» **SET EXERCISE**: Copy each line below in which the word "vpnagentd" occurs.

(Dataset records)
## BEGIN

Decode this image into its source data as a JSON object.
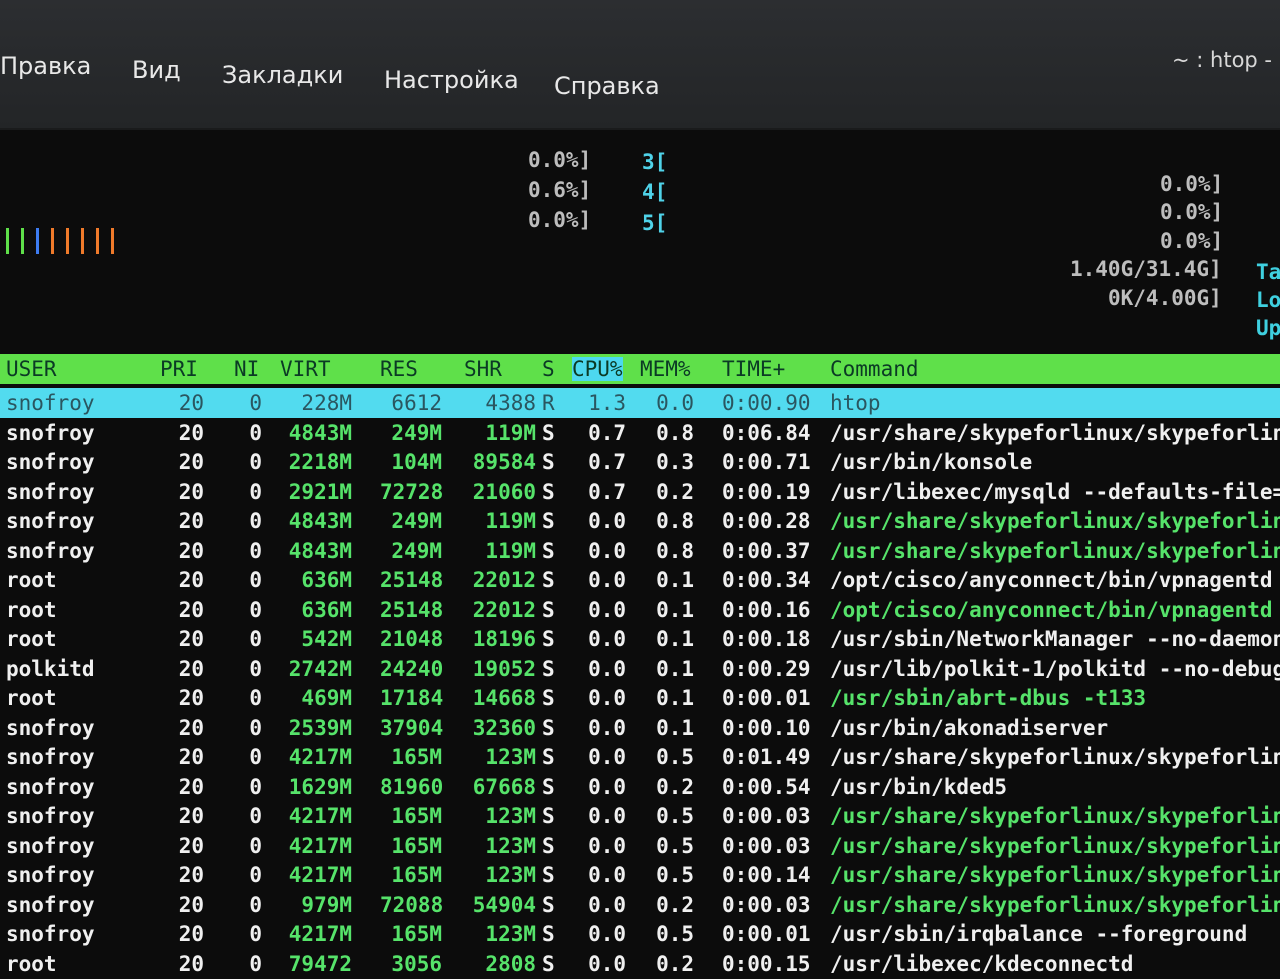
{
  "menu": {
    "items": [
      "Правка",
      "Вид",
      "Закладки",
      "Настройка",
      "Справка"
    ],
    "window_title": "~ : htop -"
  },
  "meters": {
    "left": [
      "0.0%]",
      "0.6%]",
      "0.0%]"
    ],
    "core_nums": [
      "3[",
      "4[",
      "5["
    ],
    "right": [
      "0.0%]",
      "0.0%]",
      "0.0%]"
    ],
    "mem": "1.40G/31.4G]",
    "swap": "0K/4.00G]",
    "side_labels": [
      "Ta",
      "Lo",
      "Up"
    ]
  },
  "colors": {
    "header_green": "#5fe04a",
    "selected_cyan": "#52dbef",
    "value_green": "#56e36a",
    "bar_colors": [
      "#5fe04a",
      "#5fe04a",
      "#3d7cf2",
      "#f07a2a",
      "#f07a2a",
      "#f07a2a",
      "#f07a2a",
      "#f07a2a"
    ]
  },
  "table": {
    "columns": [
      "USER",
      "PRI",
      "NI",
      "VIRT",
      "RES",
      "SHR",
      "S",
      "CPU%",
      "MEM%",
      "TIME+",
      "Command"
    ],
    "rows": [
      {
        "user": "snofroy",
        "pri": "20",
        "ni": "0",
        "virt": "228M",
        "res": "6612",
        "shr": "4388",
        "s": "R",
        "cpu": "1.3",
        "mem": "0.0",
        "time": "0:00.90",
        "cmd": "htop",
        "selected": true
      },
      {
        "user": "snofroy",
        "pri": "20",
        "ni": "0",
        "virt": "4843M",
        "res": "249M",
        "shr": "119M",
        "s": "S",
        "cpu": "0.7",
        "mem": "0.8",
        "time": "0:06.84",
        "cmd": "/usr/share/skypeforlinux/skypeforlin"
      },
      {
        "user": "snofroy",
        "pri": "20",
        "ni": "0",
        "virt": "2218M",
        "res": "104M",
        "shr": "89584",
        "s": "S",
        "cpu": "0.7",
        "mem": "0.3",
        "time": "0:00.71",
        "cmd": "/usr/bin/konsole"
      },
      {
        "user": "snofroy",
        "pri": "20",
        "ni": "0",
        "virt": "2921M",
        "res": "72728",
        "shr": "21060",
        "s": "S",
        "cpu": "0.7",
        "mem": "0.2",
        "time": "0:00.19",
        "cmd": "/usr/libexec/mysqld --defaults-file="
      },
      {
        "user": "snofroy",
        "pri": "20",
        "ni": "0",
        "virt": "4843M",
        "res": "249M",
        "shr": "119M",
        "s": "S",
        "cpu": "0.0",
        "mem": "0.8",
        "time": "0:00.28",
        "cmd": "/usr/share/skypeforlinux/skypeforlin",
        "thread": true
      },
      {
        "user": "snofroy",
        "pri": "20",
        "ni": "0",
        "virt": "4843M",
        "res": "249M",
        "shr": "119M",
        "s": "S",
        "cpu": "0.0",
        "mem": "0.8",
        "time": "0:00.37",
        "cmd": "/usr/share/skypeforlinux/skypeforlin",
        "thread": true
      },
      {
        "user": "root",
        "pri": "20",
        "ni": "0",
        "virt": "636M",
        "res": "25148",
        "shr": "22012",
        "s": "S",
        "cpu": "0.0",
        "mem": "0.1",
        "time": "0:00.34",
        "cmd": "/opt/cisco/anyconnect/bin/vpnagentd"
      },
      {
        "user": "root",
        "pri": "20",
        "ni": "0",
        "virt": "636M",
        "res": "25148",
        "shr": "22012",
        "s": "S",
        "cpu": "0.0",
        "mem": "0.1",
        "time": "0:00.16",
        "cmd": "/opt/cisco/anyconnect/bin/vpnagentd",
        "thread": true
      },
      {
        "user": "root",
        "pri": "20",
        "ni": "0",
        "virt": "542M",
        "res": "21048",
        "shr": "18196",
        "s": "S",
        "cpu": "0.0",
        "mem": "0.1",
        "time": "0:00.18",
        "cmd": "/usr/sbin/NetworkManager --no-daemon"
      },
      {
        "user": "polkitd",
        "pri": "20",
        "ni": "0",
        "virt": "2742M",
        "res": "24240",
        "shr": "19052",
        "s": "S",
        "cpu": "0.0",
        "mem": "0.1",
        "time": "0:00.29",
        "cmd": "/usr/lib/polkit-1/polkitd --no-debug"
      },
      {
        "user": "root",
        "pri": "20",
        "ni": "0",
        "virt": "469M",
        "res": "17184",
        "shr": "14668",
        "s": "S",
        "cpu": "0.0",
        "mem": "0.1",
        "time": "0:00.01",
        "cmd": "/usr/sbin/abrt-dbus -t133",
        "thread": true
      },
      {
        "user": "snofroy",
        "pri": "20",
        "ni": "0",
        "virt": "2539M",
        "res": "37904",
        "shr": "32360",
        "s": "S",
        "cpu": "0.0",
        "mem": "0.1",
        "time": "0:00.10",
        "cmd": "/usr/bin/akonadiserver"
      },
      {
        "user": "snofroy",
        "pri": "20",
        "ni": "0",
        "virt": "4217M",
        "res": "165M",
        "shr": "123M",
        "s": "S",
        "cpu": "0.0",
        "mem": "0.5",
        "time": "0:01.49",
        "cmd": "/usr/share/skypeforlinux/skypeforlinu"
      },
      {
        "user": "snofroy",
        "pri": "20",
        "ni": "0",
        "virt": "1629M",
        "res": "81960",
        "shr": "67668",
        "s": "S",
        "cpu": "0.0",
        "mem": "0.2",
        "time": "0:00.54",
        "cmd": "/usr/bin/kded5"
      },
      {
        "user": "snofroy",
        "pri": "20",
        "ni": "0",
        "virt": "4217M",
        "res": "165M",
        "shr": "123M",
        "s": "S",
        "cpu": "0.0",
        "mem": "0.5",
        "time": "0:00.03",
        "cmd": "/usr/share/skypeforlinux/skypeforlinu",
        "thread": true
      },
      {
        "user": "snofroy",
        "pri": "20",
        "ni": "0",
        "virt": "4217M",
        "res": "165M",
        "shr": "123M",
        "s": "S",
        "cpu": "0.0",
        "mem": "0.5",
        "time": "0:00.03",
        "cmd": "/usr/share/skypeforlinux/skypeforlinu",
        "thread": true
      },
      {
        "user": "snofroy",
        "pri": "20",
        "ni": "0",
        "virt": "4217M",
        "res": "165M",
        "shr": "123M",
        "s": "S",
        "cpu": "0.0",
        "mem": "0.5",
        "time": "0:00.14",
        "cmd": "/usr/share/skypeforlinux/skypeforlinu",
        "thread": true
      },
      {
        "user": "snofroy",
        "pri": "20",
        "ni": "0",
        "virt": "979M",
        "res": "72088",
        "shr": "54904",
        "s": "S",
        "cpu": "0.0",
        "mem": "0.2",
        "time": "0:00.03",
        "cmd": "/usr/share/skypeforlinux/skypeforlinu",
        "thread": true
      },
      {
        "user": "snofroy",
        "pri": "20",
        "ni": "0",
        "virt": "4217M",
        "res": "165M",
        "shr": "123M",
        "s": "S",
        "cpu": "0.0",
        "mem": "0.5",
        "time": "0:00.01",
        "cmd": "/usr/sbin/irqbalance --foreground"
      },
      {
        "user": "root",
        "pri": "20",
        "ni": "0",
        "virt": "79472",
        "res": "3056",
        "shr": "2808",
        "s": "S",
        "cpu": "0.0",
        "mem": "0.2",
        "time": "0:00.15",
        "cmd": "/usr/libexec/kdeconnectd"
      }
    ]
  }
}
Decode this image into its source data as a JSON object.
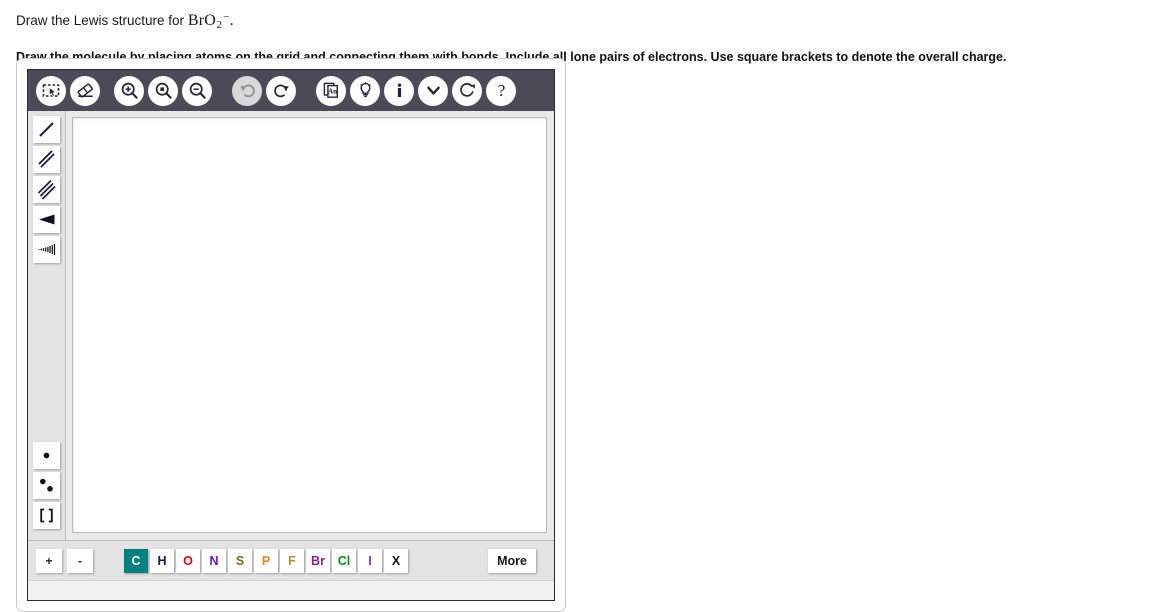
{
  "question": {
    "prompt_prefix": "Draw the Lewis structure for",
    "formula": {
      "element1": "Br",
      "element2": "O",
      "subscript": "2",
      "charge": "−",
      "period": "."
    },
    "instructions": "Draw the molecule by placing atoms on the grid and connecting them with bonds. Include all lone pairs of electrons. Use square brackets to denote the overall charge."
  },
  "editor": {
    "toolbar": {
      "buttons": [
        {
          "name": "select-tool",
          "icon": "select-marquee-icon",
          "label": "Select",
          "disabled": false
        },
        {
          "name": "erase-tool",
          "icon": "eraser-icon",
          "label": "Erase",
          "disabled": false
        },
        {
          "name": "zoom-in-tool",
          "icon": "zoom-in-icon",
          "label": "Zoom In",
          "disabled": false
        },
        {
          "name": "zoom-fit-tool",
          "icon": "zoom-fit-icon",
          "label": "Zoom to Fit",
          "disabled": false
        },
        {
          "name": "zoom-out-tool",
          "icon": "zoom-out-icon",
          "label": "Zoom Out",
          "disabled": false
        },
        {
          "name": "undo-button",
          "icon": "undo-arrow-icon",
          "label": "Undo",
          "disabled": true
        },
        {
          "name": "redo-button",
          "icon": "redo-arrow-icon",
          "label": "Redo",
          "disabled": false
        },
        {
          "name": "template-button",
          "icon": "document-text-icon",
          "label": "Templates",
          "disabled": false
        },
        {
          "name": "hint-button",
          "icon": "lightbulb-icon",
          "label": "Hint",
          "disabled": false
        },
        {
          "name": "info-button",
          "icon": "info-icon",
          "label": "Info",
          "disabled": false
        },
        {
          "name": "dropdown-button",
          "icon": "chevron-down-icon",
          "label": "More Options",
          "disabled": false
        },
        {
          "name": "reset-button",
          "icon": "refresh-icon",
          "label": "Reset",
          "disabled": false
        },
        {
          "name": "help-button",
          "icon": "question-mark-icon",
          "label": "Help",
          "disabled": false
        }
      ]
    },
    "bond_tools": [
      {
        "name": "single-bond-tool",
        "icon": "single-bond-icon",
        "label": "Single Bond"
      },
      {
        "name": "double-bond-tool",
        "icon": "double-bond-icon",
        "label": "Double Bond"
      },
      {
        "name": "triple-bond-tool",
        "icon": "triple-bond-icon",
        "label": "Triple Bond"
      },
      {
        "name": "wedge-bond-tool",
        "icon": "wedge-bond-icon",
        "label": "Wedge Bond"
      },
      {
        "name": "hash-bond-tool",
        "icon": "hash-bond-icon",
        "label": "Hash Bond"
      }
    ],
    "electron_tools": [
      {
        "name": "single-electron-tool",
        "icon": "single-dot-icon",
        "label": "Single Electron"
      },
      {
        "name": "lone-pair-tool",
        "icon": "two-dots-icon",
        "label": "Lone Pair"
      },
      {
        "name": "brackets-tool",
        "icon": "brackets-icon",
        "label": "Brackets"
      }
    ],
    "charge_buttons": [
      {
        "name": "increase-charge-button",
        "label": "+"
      },
      {
        "name": "decrease-charge-button",
        "label": "-"
      }
    ],
    "elements": [
      {
        "symbol": "C",
        "color": "#ffffff",
        "selected": true
      },
      {
        "symbol": "H",
        "color": "#16184a",
        "selected": false
      },
      {
        "symbol": "O",
        "color": "#e8000d",
        "selected": false
      },
      {
        "symbol": "N",
        "color": "#6a11c6",
        "selected": false
      },
      {
        "symbol": "S",
        "color": "#7d7016",
        "selected": false
      },
      {
        "symbol": "P",
        "color": "#d98c12",
        "selected": false
      },
      {
        "symbol": "F",
        "color": "#b8912e",
        "selected": false
      },
      {
        "symbol": "Br",
        "color": "#8e1f8e",
        "selected": false
      },
      {
        "symbol": "Cl",
        "color": "#118a26",
        "selected": false
      },
      {
        "symbol": "I",
        "color": "#7a2fd1",
        "selected": false
      },
      {
        "symbol": "X",
        "color": "#121212",
        "selected": false
      }
    ],
    "more_label": "More",
    "canvas_label": "Drawing canvas"
  }
}
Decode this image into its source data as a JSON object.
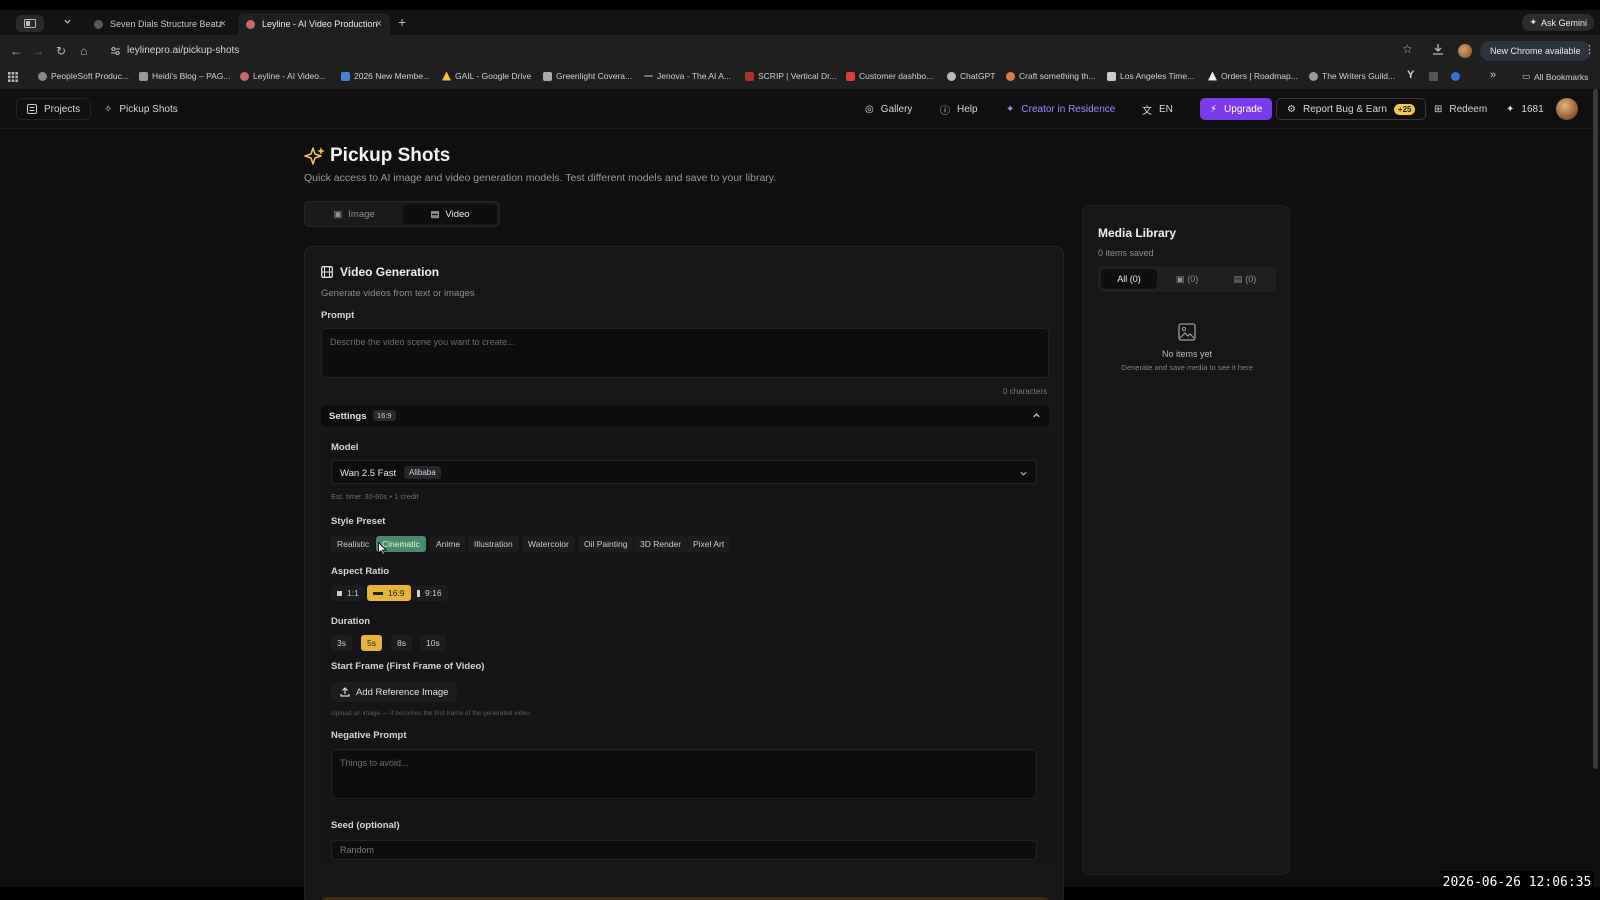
{
  "browser": {
    "tabs": [
      {
        "title": "Seven Dials Structure Beatz",
        "close": "×"
      },
      {
        "title": "Leyline - AI Video Production",
        "close": "×"
      }
    ],
    "new_tab": "+",
    "ask_gemini": "Ask Gemini",
    "url": "leylinepro.ai/pickup-shots",
    "new_chrome": "New Chrome available",
    "bookmarks": [
      "PeopleSoft Produc...",
      "Heidi's Blog – PAG...",
      "Leyline - AI Video...",
      "2026 New Membe...",
      "GAIL - Google Drive",
      "Greenlight Covera...",
      "Jenova - The AI A...",
      "SCRIP | Vertical Dr...",
      "Customer dashbo...",
      "ChatGPT",
      "Craft something th...",
      "Los Angeles Time...",
      "Orders | Roadmap...",
      "The Writers Guild..."
    ],
    "all_bookmarks": "All Bookmarks",
    "more": "»"
  },
  "nav": {
    "projects": "Projects",
    "pickup": "Pickup Shots",
    "gallery": "Gallery",
    "help": "Help",
    "creator": "Creator in Residence",
    "lang": "EN",
    "upgrade": "Upgrade",
    "report": "Report Bug & Earn",
    "report_badge": "+25",
    "redeem": "Redeem",
    "credits": "1681"
  },
  "page": {
    "title": "Pickup Shots",
    "subtitle": "Quick access to AI image and video generation models. Test different models and save to your library.",
    "tabs": {
      "image": "Image",
      "video": "Video"
    }
  },
  "card": {
    "title": "Video Generation",
    "subtitle": "Generate videos from text or images",
    "prompt_label": "Prompt",
    "prompt_placeholder": "Describe the video scene you want to create...",
    "chars": "0 characters",
    "settings": "Settings",
    "settings_badge": "16:9",
    "model_label": "Model",
    "model_name": "Wan 2.5 Fast",
    "model_provider": "Alibaba",
    "est": "Est. time: 30-60s • 1 credit",
    "style_label": "Style Preset",
    "styles": [
      "Realistic",
      "Cinematic",
      "Anime",
      "Illustration",
      "Watercolor",
      "Oil Painting",
      "3D Render",
      "Pixel Art"
    ],
    "aspect_label": "Aspect Ratio",
    "aspects": [
      "1:1",
      "16:9",
      "9:16"
    ],
    "duration_label": "Duration",
    "durations": [
      "3s",
      "5s",
      "8s",
      "10s"
    ],
    "start_label": "Start Frame (First Frame of Video)",
    "add_ref": "Add Reference Image",
    "upload_hint": "Upload an image — it becomes the first frame of the generated video",
    "neg_label": "Negative Prompt",
    "neg_placeholder": "Things to avoid...",
    "seed_label": "Seed (optional)",
    "seed_placeholder": "Random"
  },
  "media": {
    "title": "Media Library",
    "count": "0 items saved",
    "tab_all": "All (0)",
    "tab_img": "(0)",
    "tab_vid": "(0)",
    "empty_title": "No items yet",
    "empty_sub": "Generate and save media to see it here"
  },
  "clock": "2026-06-26 12:06:35",
  "colors": {
    "accent": "#7c3aed",
    "selected": "#e6b43a",
    "cinematic": "#4a8a6a",
    "creator": "#9d8cff"
  }
}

## END

» **FINISHED ANSWER**:
        "cmd": "/opt/cisco/anyconnect/bin/vpnagentd"
        "cmd": "/opt/cisco/anyconnect/bin/vpnagentd",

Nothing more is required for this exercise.